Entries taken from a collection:

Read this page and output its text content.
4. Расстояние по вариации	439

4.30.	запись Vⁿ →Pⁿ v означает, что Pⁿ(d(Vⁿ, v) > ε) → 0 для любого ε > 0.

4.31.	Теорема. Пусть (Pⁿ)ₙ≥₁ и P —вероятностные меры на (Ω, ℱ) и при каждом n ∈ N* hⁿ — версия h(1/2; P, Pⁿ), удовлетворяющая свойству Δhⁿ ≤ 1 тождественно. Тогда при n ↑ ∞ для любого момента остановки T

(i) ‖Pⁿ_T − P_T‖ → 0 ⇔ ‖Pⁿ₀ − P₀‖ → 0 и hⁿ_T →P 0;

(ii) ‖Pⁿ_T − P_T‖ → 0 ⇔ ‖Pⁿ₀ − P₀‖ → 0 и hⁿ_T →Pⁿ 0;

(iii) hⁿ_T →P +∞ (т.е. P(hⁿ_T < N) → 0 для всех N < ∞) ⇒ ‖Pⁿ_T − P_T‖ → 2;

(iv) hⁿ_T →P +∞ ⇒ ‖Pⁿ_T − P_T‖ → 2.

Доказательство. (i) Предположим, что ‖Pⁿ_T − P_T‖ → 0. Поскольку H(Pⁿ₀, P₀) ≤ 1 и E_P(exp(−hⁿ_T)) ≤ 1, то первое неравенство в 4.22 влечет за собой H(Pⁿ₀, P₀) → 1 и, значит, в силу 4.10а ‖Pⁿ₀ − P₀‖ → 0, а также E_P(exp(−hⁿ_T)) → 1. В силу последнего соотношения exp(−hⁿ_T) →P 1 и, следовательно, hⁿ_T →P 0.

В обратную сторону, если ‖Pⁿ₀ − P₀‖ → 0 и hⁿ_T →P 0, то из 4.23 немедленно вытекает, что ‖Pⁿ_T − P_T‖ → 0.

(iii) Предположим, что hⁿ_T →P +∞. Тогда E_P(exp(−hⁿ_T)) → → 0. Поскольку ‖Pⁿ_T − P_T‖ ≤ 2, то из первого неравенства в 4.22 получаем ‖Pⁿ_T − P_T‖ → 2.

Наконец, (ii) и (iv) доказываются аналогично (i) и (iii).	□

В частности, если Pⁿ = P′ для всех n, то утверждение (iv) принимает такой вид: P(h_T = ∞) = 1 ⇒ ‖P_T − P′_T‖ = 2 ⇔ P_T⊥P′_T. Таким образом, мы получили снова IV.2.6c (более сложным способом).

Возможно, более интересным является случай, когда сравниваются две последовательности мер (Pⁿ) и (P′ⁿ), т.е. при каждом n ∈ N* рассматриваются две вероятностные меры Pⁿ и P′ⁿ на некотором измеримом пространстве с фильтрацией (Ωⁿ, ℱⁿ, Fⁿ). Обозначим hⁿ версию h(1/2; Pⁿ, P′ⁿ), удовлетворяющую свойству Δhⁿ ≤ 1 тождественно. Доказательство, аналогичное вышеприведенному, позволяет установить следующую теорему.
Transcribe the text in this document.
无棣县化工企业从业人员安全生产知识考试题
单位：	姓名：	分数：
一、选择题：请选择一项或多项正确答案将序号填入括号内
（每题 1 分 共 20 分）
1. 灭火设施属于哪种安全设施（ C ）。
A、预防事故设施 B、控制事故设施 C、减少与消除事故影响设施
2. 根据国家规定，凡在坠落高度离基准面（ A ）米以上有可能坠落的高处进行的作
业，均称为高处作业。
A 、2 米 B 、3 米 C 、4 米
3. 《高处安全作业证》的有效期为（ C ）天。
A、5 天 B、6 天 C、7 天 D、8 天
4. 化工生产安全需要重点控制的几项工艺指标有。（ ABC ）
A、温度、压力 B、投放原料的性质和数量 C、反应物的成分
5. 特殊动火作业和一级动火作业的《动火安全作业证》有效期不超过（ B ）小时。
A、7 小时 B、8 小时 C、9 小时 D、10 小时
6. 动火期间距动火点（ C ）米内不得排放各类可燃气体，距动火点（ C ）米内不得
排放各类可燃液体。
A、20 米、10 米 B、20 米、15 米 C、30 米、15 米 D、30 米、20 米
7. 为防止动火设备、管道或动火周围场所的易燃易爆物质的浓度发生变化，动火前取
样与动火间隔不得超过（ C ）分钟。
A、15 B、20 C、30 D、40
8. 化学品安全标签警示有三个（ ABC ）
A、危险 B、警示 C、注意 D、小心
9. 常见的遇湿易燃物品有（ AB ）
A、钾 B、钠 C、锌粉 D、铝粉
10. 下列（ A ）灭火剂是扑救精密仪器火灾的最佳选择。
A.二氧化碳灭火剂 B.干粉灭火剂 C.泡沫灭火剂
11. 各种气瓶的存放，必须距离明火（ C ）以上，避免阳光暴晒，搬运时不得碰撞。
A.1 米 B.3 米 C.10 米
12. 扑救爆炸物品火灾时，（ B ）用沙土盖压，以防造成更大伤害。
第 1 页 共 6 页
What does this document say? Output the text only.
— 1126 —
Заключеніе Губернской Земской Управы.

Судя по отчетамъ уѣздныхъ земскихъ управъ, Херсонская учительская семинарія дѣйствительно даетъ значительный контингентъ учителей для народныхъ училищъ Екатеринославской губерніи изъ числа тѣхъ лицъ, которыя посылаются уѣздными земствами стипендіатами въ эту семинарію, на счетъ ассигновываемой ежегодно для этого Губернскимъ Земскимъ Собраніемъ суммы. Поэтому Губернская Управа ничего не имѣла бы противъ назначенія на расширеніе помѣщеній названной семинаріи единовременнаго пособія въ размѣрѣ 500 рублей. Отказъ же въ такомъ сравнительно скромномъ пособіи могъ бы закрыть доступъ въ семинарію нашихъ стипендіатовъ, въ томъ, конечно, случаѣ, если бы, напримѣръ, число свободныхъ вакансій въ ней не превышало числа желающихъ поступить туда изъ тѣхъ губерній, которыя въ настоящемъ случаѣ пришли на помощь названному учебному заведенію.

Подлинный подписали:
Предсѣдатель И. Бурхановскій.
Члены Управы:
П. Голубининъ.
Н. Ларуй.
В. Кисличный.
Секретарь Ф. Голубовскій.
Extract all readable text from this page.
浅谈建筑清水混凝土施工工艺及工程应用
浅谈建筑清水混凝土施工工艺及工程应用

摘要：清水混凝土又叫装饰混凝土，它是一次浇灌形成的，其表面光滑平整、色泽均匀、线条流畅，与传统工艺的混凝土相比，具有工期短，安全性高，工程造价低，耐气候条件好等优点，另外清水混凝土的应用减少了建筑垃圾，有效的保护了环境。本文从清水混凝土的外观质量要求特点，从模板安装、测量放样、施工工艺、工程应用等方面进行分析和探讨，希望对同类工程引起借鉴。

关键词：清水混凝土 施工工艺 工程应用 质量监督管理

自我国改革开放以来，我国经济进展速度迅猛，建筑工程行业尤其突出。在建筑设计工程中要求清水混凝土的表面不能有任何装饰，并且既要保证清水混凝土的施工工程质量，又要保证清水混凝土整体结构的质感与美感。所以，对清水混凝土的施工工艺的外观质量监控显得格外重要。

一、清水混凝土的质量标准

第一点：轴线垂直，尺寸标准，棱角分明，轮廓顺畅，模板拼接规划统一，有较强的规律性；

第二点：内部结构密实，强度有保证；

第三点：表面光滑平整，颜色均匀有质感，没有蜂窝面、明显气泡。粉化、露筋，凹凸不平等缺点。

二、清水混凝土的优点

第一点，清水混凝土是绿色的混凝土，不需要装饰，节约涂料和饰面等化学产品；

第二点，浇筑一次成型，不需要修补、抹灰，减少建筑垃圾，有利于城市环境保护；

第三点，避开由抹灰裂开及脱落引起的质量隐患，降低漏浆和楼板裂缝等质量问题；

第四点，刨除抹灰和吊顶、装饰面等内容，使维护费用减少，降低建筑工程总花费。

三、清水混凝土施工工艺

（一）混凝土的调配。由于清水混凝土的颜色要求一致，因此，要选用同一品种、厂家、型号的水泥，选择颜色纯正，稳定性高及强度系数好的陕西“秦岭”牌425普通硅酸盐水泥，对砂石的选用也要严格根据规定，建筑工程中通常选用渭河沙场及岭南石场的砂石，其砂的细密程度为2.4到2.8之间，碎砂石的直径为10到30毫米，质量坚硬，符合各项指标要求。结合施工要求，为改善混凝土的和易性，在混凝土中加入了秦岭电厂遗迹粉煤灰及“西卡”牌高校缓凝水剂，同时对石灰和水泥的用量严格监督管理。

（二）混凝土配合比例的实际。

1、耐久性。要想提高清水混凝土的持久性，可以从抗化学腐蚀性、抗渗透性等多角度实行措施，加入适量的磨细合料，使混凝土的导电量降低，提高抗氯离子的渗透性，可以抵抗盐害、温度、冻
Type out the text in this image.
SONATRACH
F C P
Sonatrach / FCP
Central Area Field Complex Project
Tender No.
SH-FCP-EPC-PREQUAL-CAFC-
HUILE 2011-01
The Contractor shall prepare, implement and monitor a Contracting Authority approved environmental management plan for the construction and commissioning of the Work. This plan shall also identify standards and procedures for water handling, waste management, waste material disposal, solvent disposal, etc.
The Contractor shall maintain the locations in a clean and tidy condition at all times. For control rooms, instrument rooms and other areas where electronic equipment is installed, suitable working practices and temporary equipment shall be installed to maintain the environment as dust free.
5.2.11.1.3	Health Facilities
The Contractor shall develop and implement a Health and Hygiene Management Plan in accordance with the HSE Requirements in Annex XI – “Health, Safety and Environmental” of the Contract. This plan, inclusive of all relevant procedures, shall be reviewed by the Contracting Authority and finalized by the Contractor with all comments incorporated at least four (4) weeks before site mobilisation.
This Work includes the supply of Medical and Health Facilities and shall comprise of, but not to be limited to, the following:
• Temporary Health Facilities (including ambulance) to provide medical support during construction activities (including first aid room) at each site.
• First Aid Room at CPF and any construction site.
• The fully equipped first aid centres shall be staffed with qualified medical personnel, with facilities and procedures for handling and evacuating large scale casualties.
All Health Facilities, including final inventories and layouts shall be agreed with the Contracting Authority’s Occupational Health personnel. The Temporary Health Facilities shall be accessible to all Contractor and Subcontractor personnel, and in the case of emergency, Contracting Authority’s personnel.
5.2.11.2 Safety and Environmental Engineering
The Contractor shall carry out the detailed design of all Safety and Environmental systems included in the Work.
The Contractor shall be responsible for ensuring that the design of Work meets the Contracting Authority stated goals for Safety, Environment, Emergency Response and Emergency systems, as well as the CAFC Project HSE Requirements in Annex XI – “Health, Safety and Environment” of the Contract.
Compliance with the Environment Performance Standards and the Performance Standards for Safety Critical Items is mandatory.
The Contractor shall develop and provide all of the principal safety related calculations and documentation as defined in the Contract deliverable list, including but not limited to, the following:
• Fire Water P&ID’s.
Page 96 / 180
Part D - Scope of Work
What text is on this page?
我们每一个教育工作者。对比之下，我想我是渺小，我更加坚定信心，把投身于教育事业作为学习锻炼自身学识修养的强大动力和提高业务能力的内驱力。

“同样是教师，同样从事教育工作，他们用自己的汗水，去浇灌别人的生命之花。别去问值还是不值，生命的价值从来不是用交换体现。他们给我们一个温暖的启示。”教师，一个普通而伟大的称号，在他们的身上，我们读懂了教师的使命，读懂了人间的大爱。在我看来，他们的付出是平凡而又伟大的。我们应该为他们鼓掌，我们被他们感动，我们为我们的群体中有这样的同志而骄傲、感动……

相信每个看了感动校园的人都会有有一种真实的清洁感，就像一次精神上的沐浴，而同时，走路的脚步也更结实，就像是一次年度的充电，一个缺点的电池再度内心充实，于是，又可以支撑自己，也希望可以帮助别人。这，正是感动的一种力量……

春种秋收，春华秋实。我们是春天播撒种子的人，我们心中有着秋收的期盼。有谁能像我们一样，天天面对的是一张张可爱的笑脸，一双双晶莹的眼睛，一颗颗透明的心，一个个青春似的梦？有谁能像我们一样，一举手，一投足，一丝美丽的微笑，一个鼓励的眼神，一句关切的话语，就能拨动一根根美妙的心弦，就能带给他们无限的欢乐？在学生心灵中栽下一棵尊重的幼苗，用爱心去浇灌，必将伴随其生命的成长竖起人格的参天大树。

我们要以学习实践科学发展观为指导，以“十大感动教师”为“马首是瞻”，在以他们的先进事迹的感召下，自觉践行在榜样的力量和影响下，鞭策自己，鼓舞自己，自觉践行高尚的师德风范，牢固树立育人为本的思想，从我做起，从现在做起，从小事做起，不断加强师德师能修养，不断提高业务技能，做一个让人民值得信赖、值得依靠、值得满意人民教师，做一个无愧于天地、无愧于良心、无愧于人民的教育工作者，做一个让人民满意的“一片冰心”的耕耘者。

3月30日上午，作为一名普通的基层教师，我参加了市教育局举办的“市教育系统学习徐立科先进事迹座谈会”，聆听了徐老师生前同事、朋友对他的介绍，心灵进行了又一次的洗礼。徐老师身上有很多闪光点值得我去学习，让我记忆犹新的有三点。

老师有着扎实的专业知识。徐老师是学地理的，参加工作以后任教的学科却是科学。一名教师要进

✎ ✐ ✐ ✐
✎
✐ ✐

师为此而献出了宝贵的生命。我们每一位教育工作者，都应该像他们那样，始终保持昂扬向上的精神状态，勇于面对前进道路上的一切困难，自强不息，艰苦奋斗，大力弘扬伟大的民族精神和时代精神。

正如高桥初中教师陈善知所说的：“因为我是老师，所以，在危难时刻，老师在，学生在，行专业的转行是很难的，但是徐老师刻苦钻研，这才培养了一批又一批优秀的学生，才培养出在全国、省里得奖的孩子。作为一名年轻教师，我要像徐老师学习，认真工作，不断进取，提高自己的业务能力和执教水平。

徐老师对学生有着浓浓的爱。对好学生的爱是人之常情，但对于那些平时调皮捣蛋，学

**Goal**
Search the material above for "Доказательство". Pull out each line where it shows up.

**Result of this task**
Доказательство. (i) Предположим, что ‖Pⁿ_T − P_T‖ → 0. Поскольку H(Pⁿ₀, P₀) ≤ 1 и E_P(exp(−hⁿ_T)) ≤ 1, то первое неравенство в 4.22 влечет за собой H(Pⁿ₀, P₀) → 1 и, значит, в силу 4.10а ‖Pⁿ₀ − P₀‖ → 0, а также E_P(exp(−hⁿ_T)) → 1. В силу последнего соотношения exp(−hⁿ_T) →P 1 и, следовательно, hⁿ_T →P 0.
Возможно, более интересным является случай, когда сравниваются две последовательности мер (Pⁿ) и (P′ⁿ), т.е. при каждом n ∈ N* рассматриваются две вероятностные меры Pⁿ и P′ⁿ на некотором измеримом пространстве с фильтрацией (Ωⁿ, ℱⁿ, Fⁿ). Обозначим hⁿ версию h(1/2; Pⁿ, P′ⁿ), удовлетворяющую свойству Δhⁿ ≤ 1 тождественно. Доказательство, аналогичное вышеприведенному, позволяет установить следующую теорему.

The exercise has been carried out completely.